---------- DATASET ENTRIES

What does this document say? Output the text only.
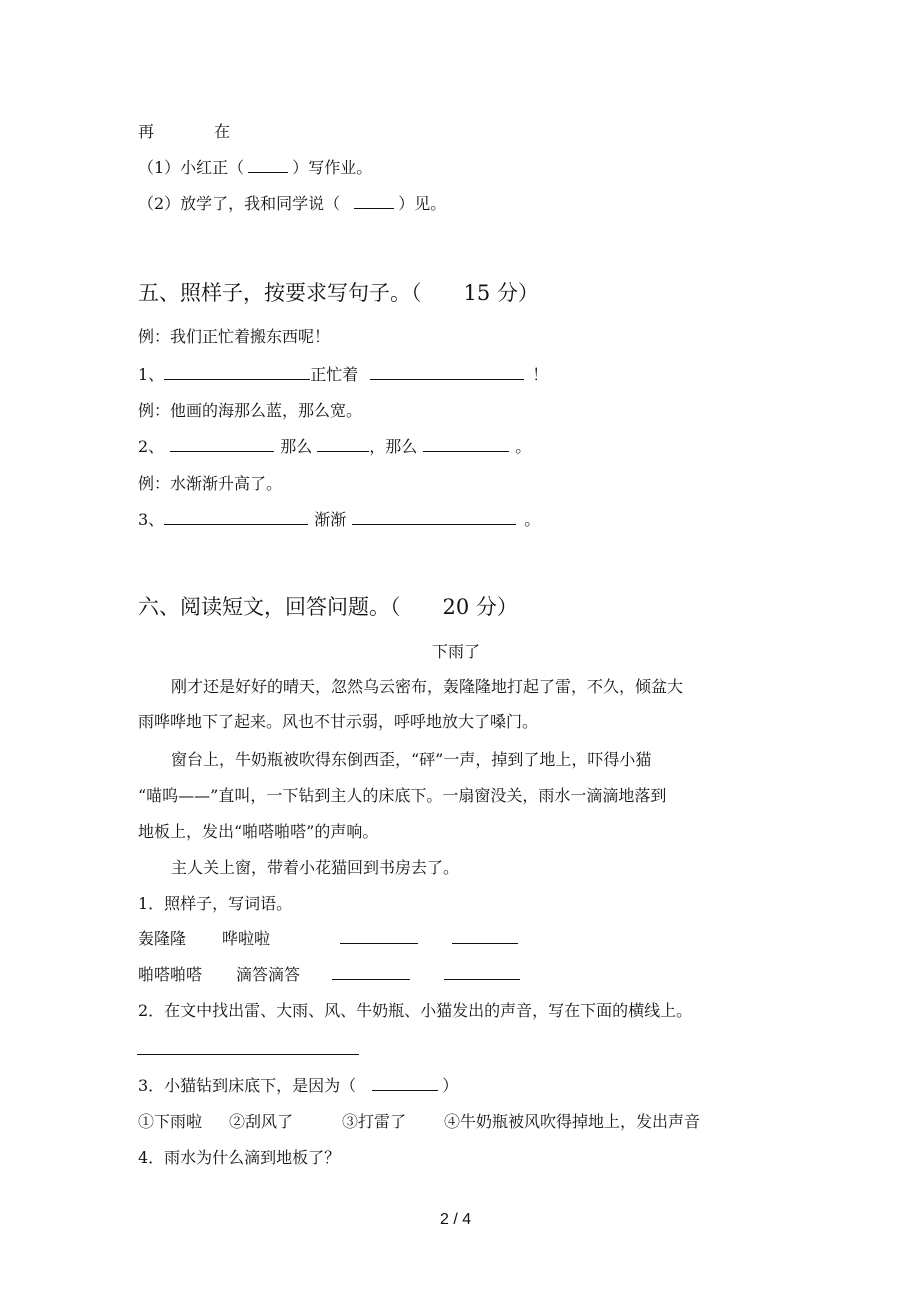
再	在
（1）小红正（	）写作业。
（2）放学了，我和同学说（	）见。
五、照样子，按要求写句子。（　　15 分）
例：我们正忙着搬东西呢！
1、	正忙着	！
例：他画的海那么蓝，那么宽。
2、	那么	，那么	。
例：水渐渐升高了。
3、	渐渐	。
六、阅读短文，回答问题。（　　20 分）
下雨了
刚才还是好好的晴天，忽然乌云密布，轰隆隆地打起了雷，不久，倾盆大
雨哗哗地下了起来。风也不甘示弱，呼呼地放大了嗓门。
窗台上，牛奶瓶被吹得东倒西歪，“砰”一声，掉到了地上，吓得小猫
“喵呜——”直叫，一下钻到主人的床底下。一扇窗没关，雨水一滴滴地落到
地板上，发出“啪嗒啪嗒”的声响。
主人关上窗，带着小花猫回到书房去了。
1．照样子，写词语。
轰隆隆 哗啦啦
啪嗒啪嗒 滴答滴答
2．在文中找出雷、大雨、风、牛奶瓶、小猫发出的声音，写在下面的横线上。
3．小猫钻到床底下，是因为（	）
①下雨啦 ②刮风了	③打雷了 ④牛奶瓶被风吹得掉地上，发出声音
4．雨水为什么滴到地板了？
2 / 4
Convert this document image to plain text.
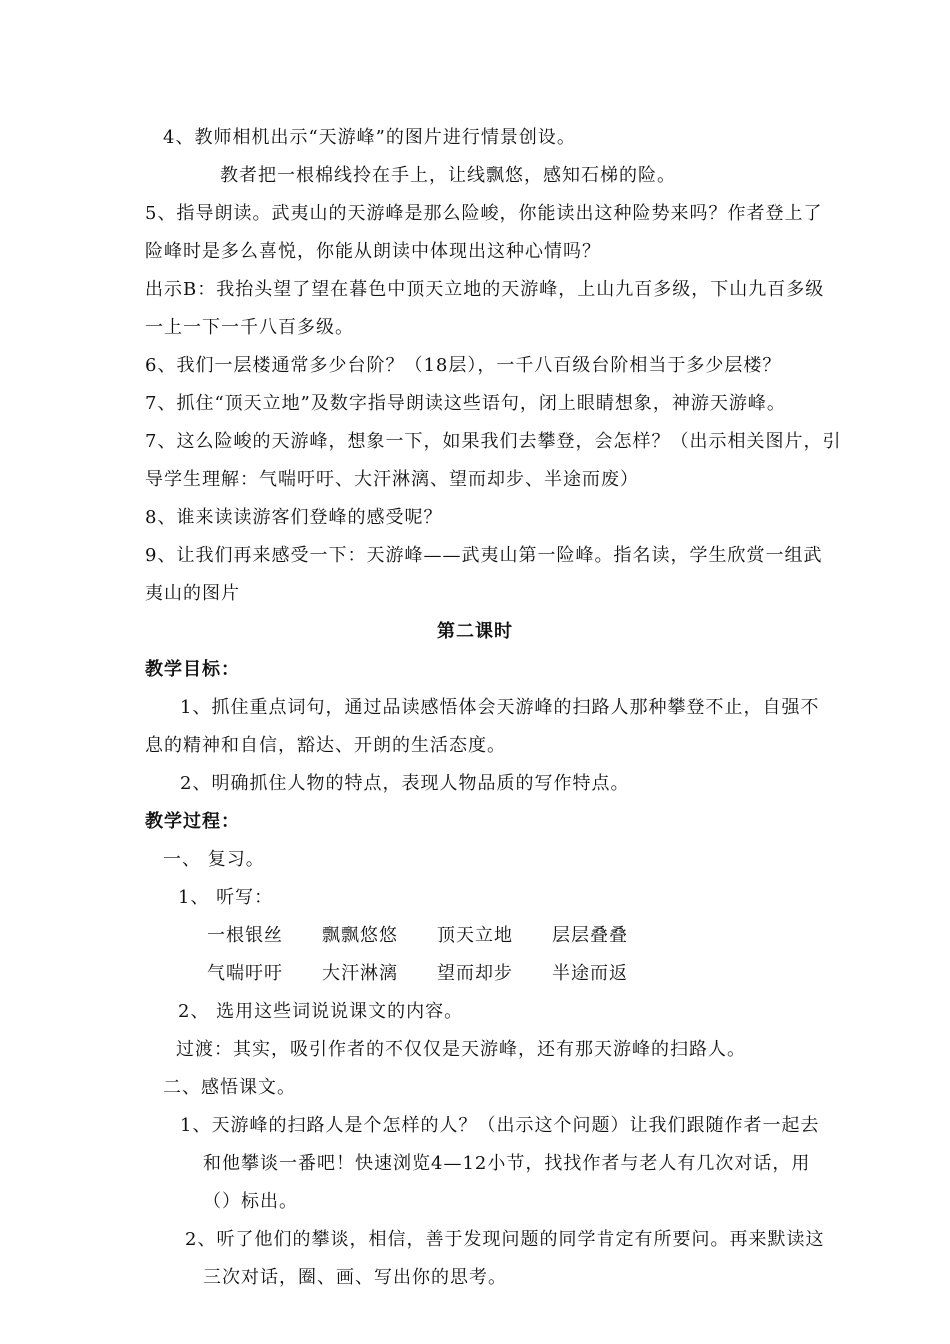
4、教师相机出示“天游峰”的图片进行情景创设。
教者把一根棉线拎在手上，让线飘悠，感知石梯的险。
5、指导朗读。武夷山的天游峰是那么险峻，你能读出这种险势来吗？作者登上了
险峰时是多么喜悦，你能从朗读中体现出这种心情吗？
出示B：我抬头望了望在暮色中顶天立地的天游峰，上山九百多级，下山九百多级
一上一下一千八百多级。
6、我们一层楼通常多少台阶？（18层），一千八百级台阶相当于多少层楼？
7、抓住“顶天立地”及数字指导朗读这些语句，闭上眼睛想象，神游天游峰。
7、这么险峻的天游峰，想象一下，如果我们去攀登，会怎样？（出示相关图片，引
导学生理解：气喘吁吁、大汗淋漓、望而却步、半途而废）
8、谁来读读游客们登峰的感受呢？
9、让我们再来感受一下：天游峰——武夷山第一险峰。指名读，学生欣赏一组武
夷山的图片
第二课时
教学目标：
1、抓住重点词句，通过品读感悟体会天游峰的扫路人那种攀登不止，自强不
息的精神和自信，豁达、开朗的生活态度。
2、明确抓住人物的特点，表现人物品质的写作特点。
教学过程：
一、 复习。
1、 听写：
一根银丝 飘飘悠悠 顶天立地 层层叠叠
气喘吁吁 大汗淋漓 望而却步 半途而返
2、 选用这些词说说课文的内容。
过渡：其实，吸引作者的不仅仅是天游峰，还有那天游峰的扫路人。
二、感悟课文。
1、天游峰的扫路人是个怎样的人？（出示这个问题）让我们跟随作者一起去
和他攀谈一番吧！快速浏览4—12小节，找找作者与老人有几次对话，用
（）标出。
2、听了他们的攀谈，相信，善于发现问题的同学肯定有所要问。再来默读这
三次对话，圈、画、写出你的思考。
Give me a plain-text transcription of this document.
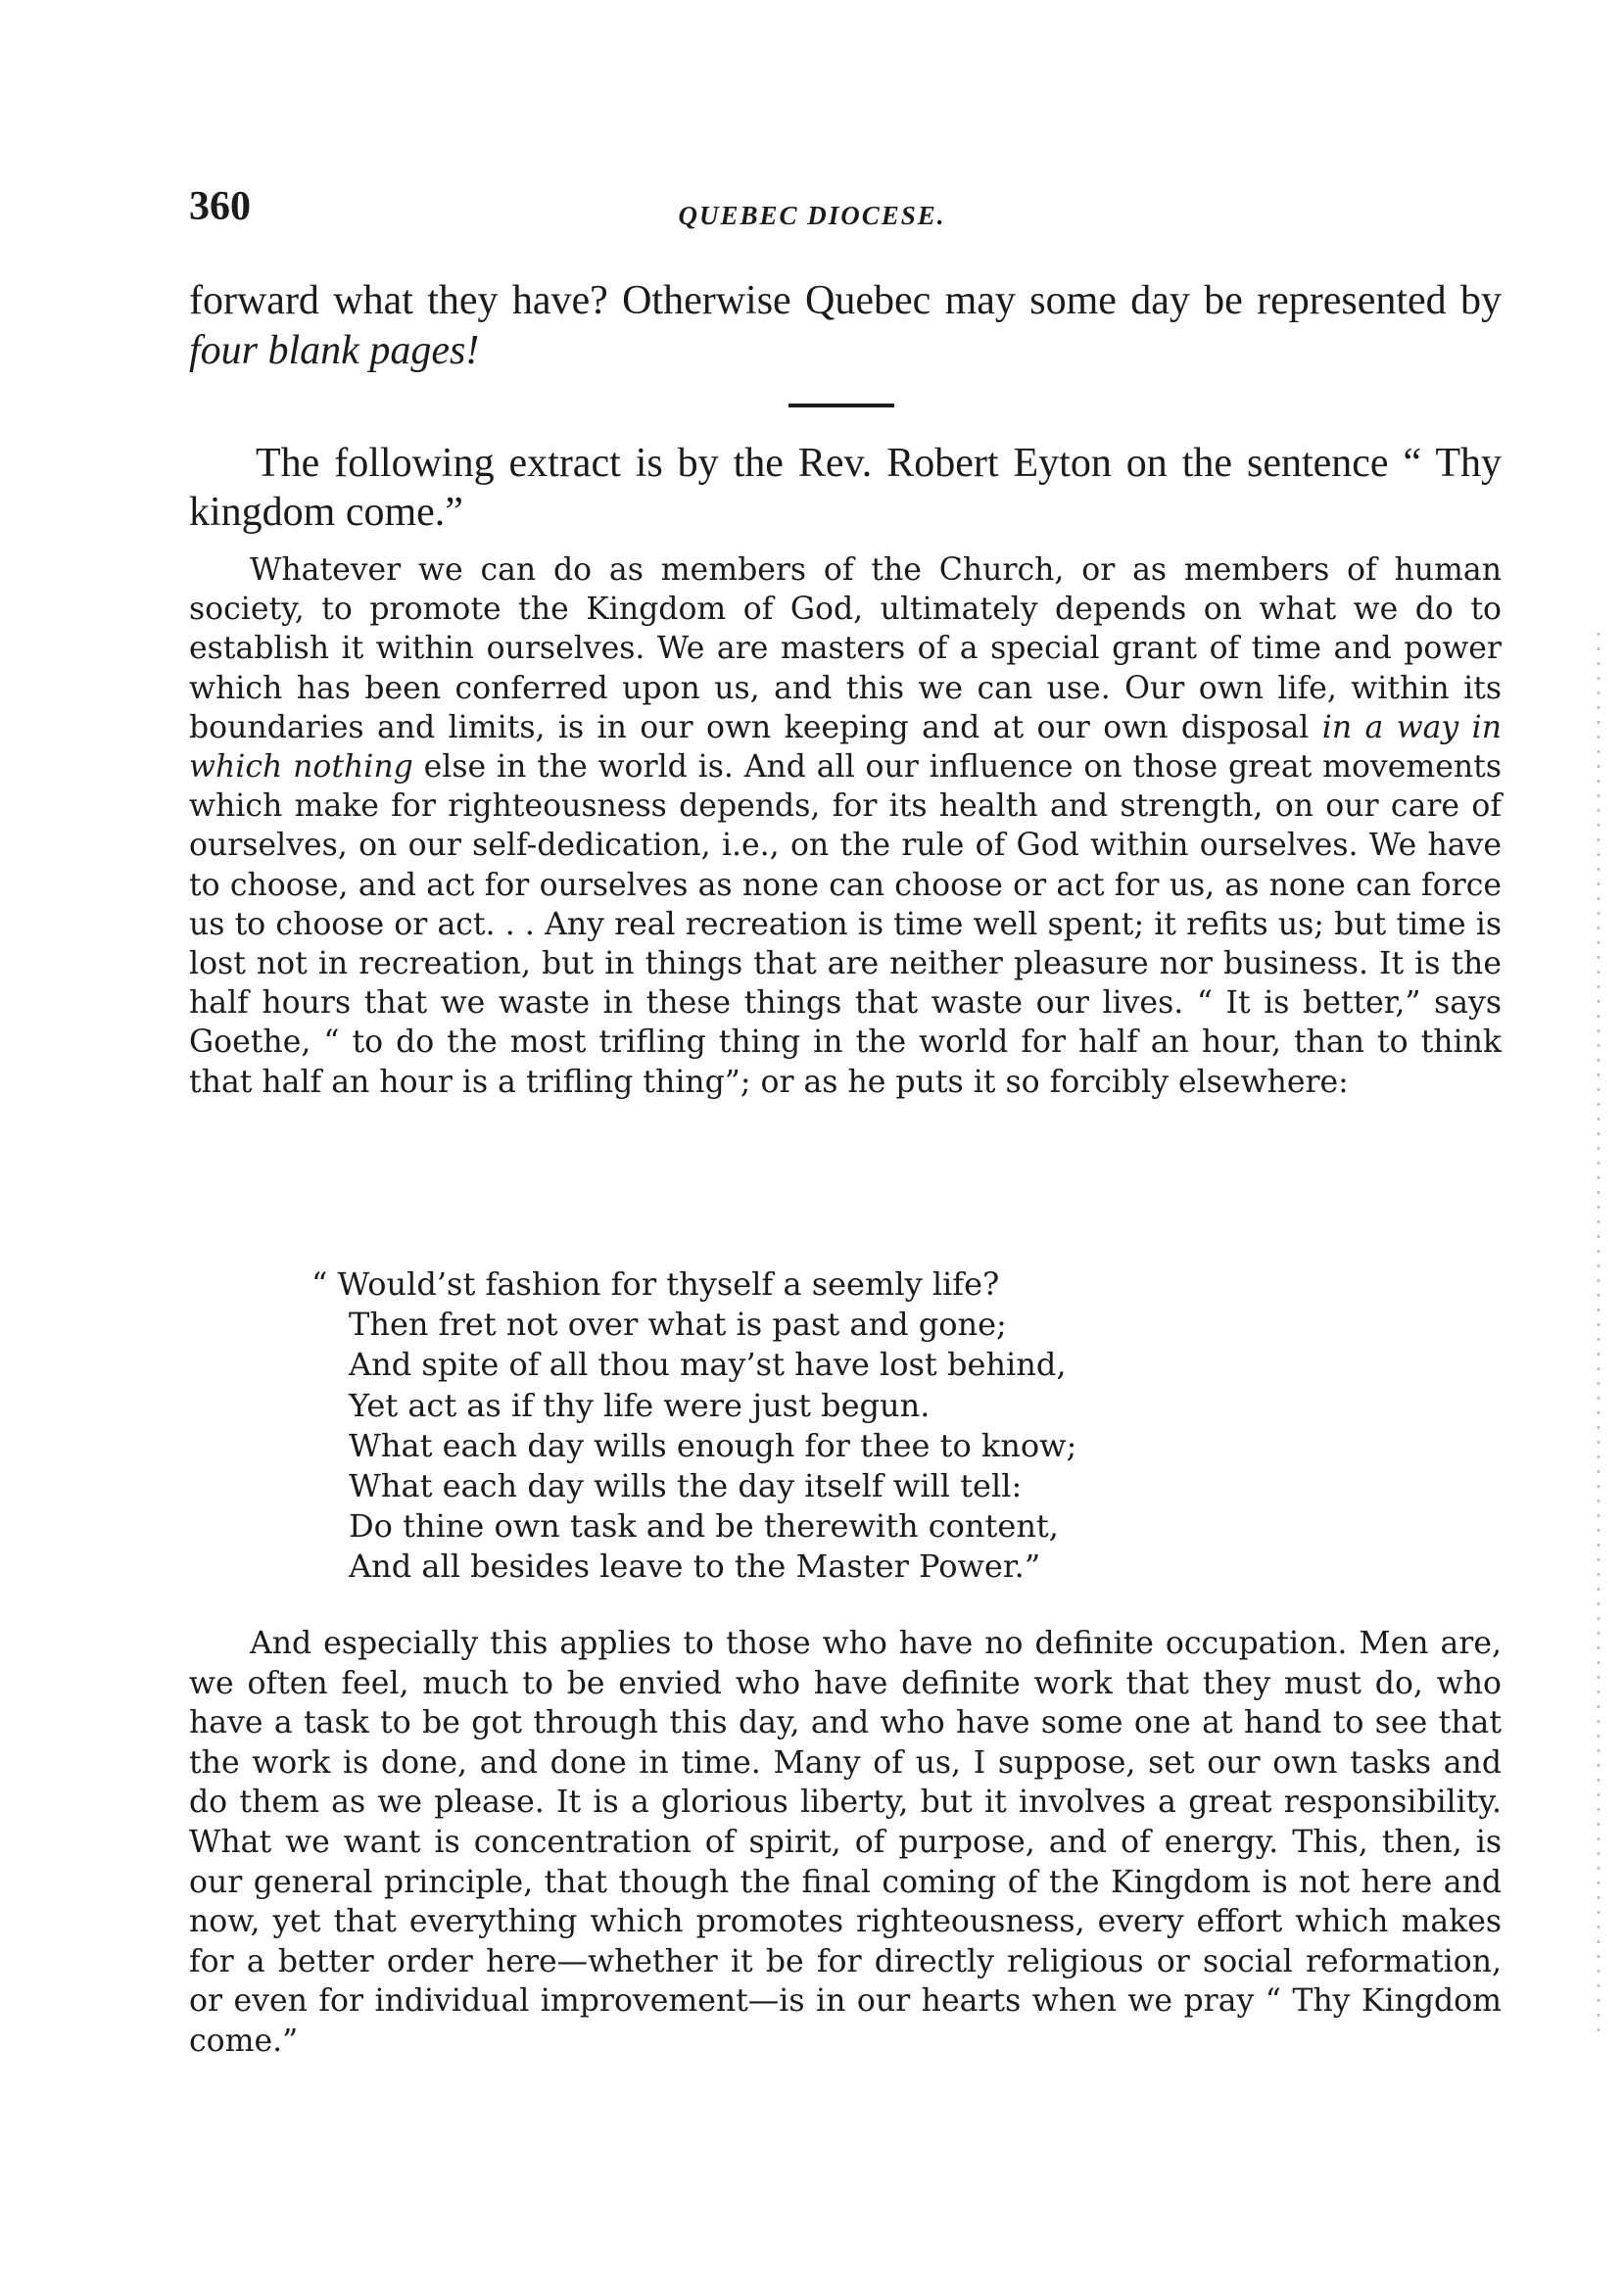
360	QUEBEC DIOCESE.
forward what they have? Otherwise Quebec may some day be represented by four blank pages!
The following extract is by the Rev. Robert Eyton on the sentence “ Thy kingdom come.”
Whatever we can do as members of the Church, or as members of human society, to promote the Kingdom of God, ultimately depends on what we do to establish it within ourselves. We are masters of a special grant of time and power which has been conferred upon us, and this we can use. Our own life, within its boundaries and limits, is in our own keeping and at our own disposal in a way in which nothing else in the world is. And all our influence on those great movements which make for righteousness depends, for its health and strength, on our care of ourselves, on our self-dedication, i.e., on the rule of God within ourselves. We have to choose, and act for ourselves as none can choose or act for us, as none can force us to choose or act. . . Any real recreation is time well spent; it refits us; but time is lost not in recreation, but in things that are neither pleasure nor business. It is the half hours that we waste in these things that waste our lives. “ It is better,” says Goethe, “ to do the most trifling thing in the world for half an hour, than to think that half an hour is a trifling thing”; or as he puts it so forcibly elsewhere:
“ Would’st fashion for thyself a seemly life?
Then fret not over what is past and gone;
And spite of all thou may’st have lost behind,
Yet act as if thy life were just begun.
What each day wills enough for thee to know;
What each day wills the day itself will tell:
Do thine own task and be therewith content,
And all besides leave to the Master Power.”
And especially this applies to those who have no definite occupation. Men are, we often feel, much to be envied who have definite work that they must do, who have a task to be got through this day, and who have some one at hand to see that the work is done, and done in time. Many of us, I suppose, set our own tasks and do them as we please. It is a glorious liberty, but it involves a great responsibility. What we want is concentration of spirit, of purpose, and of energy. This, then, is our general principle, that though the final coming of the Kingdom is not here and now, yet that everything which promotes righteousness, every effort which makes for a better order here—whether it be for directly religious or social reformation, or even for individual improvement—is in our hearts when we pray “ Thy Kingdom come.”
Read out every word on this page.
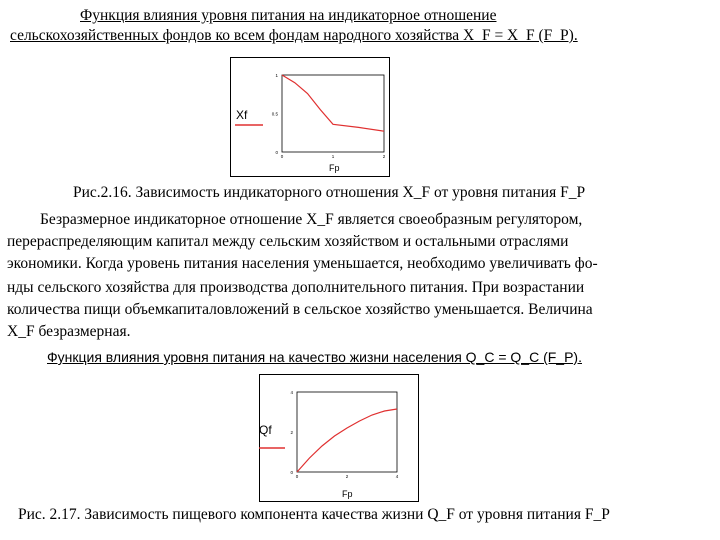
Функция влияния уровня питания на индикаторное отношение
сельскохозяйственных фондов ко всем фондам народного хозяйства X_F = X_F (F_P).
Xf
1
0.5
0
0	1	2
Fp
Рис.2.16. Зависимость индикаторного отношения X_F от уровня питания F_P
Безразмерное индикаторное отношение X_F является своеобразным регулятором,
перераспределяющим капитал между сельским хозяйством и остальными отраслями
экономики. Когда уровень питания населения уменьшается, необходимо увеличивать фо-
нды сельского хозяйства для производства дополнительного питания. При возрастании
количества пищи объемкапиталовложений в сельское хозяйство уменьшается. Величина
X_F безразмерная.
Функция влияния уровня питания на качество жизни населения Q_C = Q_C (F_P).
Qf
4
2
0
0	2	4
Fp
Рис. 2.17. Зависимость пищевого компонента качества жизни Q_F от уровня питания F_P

--------------------

WRITTEN EXERCISE: All records above are to be printed exactly, minus the pictures they contain.

OUTPUT BELOW:
What does this document say? Output the text only.
再	在
（1）小红正（	）写作业。
（2）放学了，我和同学说（	）见。
五、照样子，按要求写句子。（　　15 分）
例：我们正忙着搬东西呢！
1、	正忙着	！
例：他画的海那么蓝，那么宽。
2、	那么	，那么	。
例：水渐渐升高了。
3、	渐渐	。
六、阅读短文，回答问题。（　　20 分）
下雨了
刚才还是好好的晴天，忽然乌云密布，轰隆隆地打起了雷，不久，倾盆大
雨哗哗地下了起来。风也不甘示弱，呼呼地放大了嗓门。
窗台上，牛奶瓶被吹得东倒西歪，“砰”一声，掉到了地上，吓得小猫
“喵呜——”直叫，一下钻到主人的床底下。一扇窗没关，雨水一滴滴地落到
地板上，发出“啪嗒啪嗒”的声响。
主人关上窗，带着小花猫回到书房去了。
1．照样子，写词语。
轰隆隆 哗啦啦
啪嗒啪嗒 滴答滴答
2．在文中找出雷、大雨、风、牛奶瓶、小猫发出的声音，写在下面的横线上。
3．小猫钻到床底下，是因为（	）
①下雨啦 ②刮风了	③打雷了 ④牛奶瓶被风吹得掉地上，发出声音
4．雨水为什么滴到地板了？
2 / 4
Convert this document image to plain text.
4、教师相机出示“天游峰”的图片进行情景创设。
教者把一根棉线拎在手上，让线飘悠，感知石梯的险。
5、指导朗读。武夷山的天游峰是那么险峻，你能读出这种险势来吗？作者登上了
险峰时是多么喜悦，你能从朗读中体现出这种心情吗？
出示B：我抬头望了望在暮色中顶天立地的天游峰，上山九百多级，下山九百多级
一上一下一千八百多级。
6、我们一层楼通常多少台阶？（18层），一千八百级台阶相当于多少层楼？
7、抓住“顶天立地”及数字指导朗读这些语句，闭上眼睛想象，神游天游峰。
7、这么险峻的天游峰，想象一下，如果我们去攀登，会怎样？（出示相关图片，引
导学生理解：气喘吁吁、大汗淋漓、望而却步、半途而废）
8、谁来读读游客们登峰的感受呢？
9、让我们再来感受一下：天游峰——武夷山第一险峰。指名读，学生欣赏一组武
夷山的图片
第二课时
教学目标：
1、抓住重点词句，通过品读感悟体会天游峰的扫路人那种攀登不止，自强不
息的精神和自信，豁达、开朗的生活态度。
2、明确抓住人物的特点，表现人物品质的写作特点。
教学过程：
一、 复习。
1、 听写：
一根银丝 飘飘悠悠 顶天立地 层层叠叠
气喘吁吁 大汗淋漓 望而却步 半途而返
2、 选用这些词说说课文的内容。
过渡：其实，吸引作者的不仅仅是天游峰，还有那天游峰的扫路人。
二、感悟课文。
1、天游峰的扫路人是个怎样的人？（出示这个问题）让我们跟随作者一起去
和他攀谈一番吧！快速浏览4—12小节，找找作者与老人有几次对话，用
（）标出。
2、听了他们的攀谈，相信，善于发现问题的同学肯定有所要问。再来默读这
三次对话，圈、画、写出你的思考。
Give me a plain-text transcription of this document.
360	QUEBEC DIOCESE.
forward what they have? Otherwise Quebec may some day be represented by four blank pages!
The following extract is by the Rev. Robert Eyton on the sentence “ Thy kingdom come.”
Whatever we can do as members of the Church, or as members of human society, to promote the Kingdom of God, ultimately depends on what we do to establish it within ourselves. We are masters of a special grant of time and power which has been conferred upon us, and this we can use. Our own life, within its boundaries and limits, is in our own keeping and at our own disposal in a way in which nothing else in the world is. And all our influence on those great movements which make for righteousness depends, for its health and strength, on our care of ourselves, on our self-dedication, i.e., on the rule of God within ourselves. We have to choose, and act for ourselves as none can choose or act for us, as none can force us to choose or act. . . Any real recreation is time well spent; it refits us; but time is lost not in recreation, but in things that are neither pleasure nor business. It is the half hours that we waste in these things that waste our lives. “ It is better,” says Goethe, “ to do the most trifling thing in the world for half an hour, than to think that half an hour is a trifling thing”; or as he puts it so forcibly elsewhere:
“ Would’st fashion for thyself a seemly life?
Then fret not over what is past and gone;
And spite of all thou may’st have lost behind,
Yet act as if thy life were just begun.
What each day wills enough for thee to know;
What each day wills the day itself will tell:
Do thine own task and be therewith content,
And all besides leave to the Master Power.”
And especially this applies to those who have no definite occupation. Men are, we often feel, much to be envied who have definite work that they must do, who have a task to be got through this day, and who have some one at hand to see that the work is done, and done in time. Many of us, I suppose, set our own tasks and do them as we please. It is a glorious liberty, but it involves a great responsibility. What we want is concentration of spirit, of purpose, and of energy. This, then, is our general principle, that though the final coming of the Kingdom is not here and now, yet that everything which promotes righteousness, every effort which makes for a better order here—whether it be for directly religious or social reformation, or even for individual improvement—is in our hearts when we pray “ Thy Kingdom come.”
Read out every word on this page.
Функция влияния уровня питания на индикаторное отношение
сельскохозяйственных фондов ко всем фондам народного хозяйства X_F = X_F (F_P).
Xf
1
0.5
0
0	1	2
Fp
Рис.2.16. Зависимость индикаторного отношения X_F от уровня питания F_P
Безразмерное индикаторное отношение X_F является своеобразным регулятором,
перераспределяющим капитал между сельским хозяйством и остальными отраслями
экономики. Когда уровень питания населения уменьшается, необходимо увеличивать фо-
нды сельского хозяйства для производства дополнительного питания. При возрастании
количества пищи объемкапиталовложений в сельское хозяйство уменьшается. Величина
X_F безразмерная.
Функция влияния уровня питания на качество жизни населения Q_C = Q_C (F_P).
Qf
4
2
0
0	2	4
Fp
Рис. 2.17. Зависимость пищевого компонента качества жизни Q_F от уровня питания F_P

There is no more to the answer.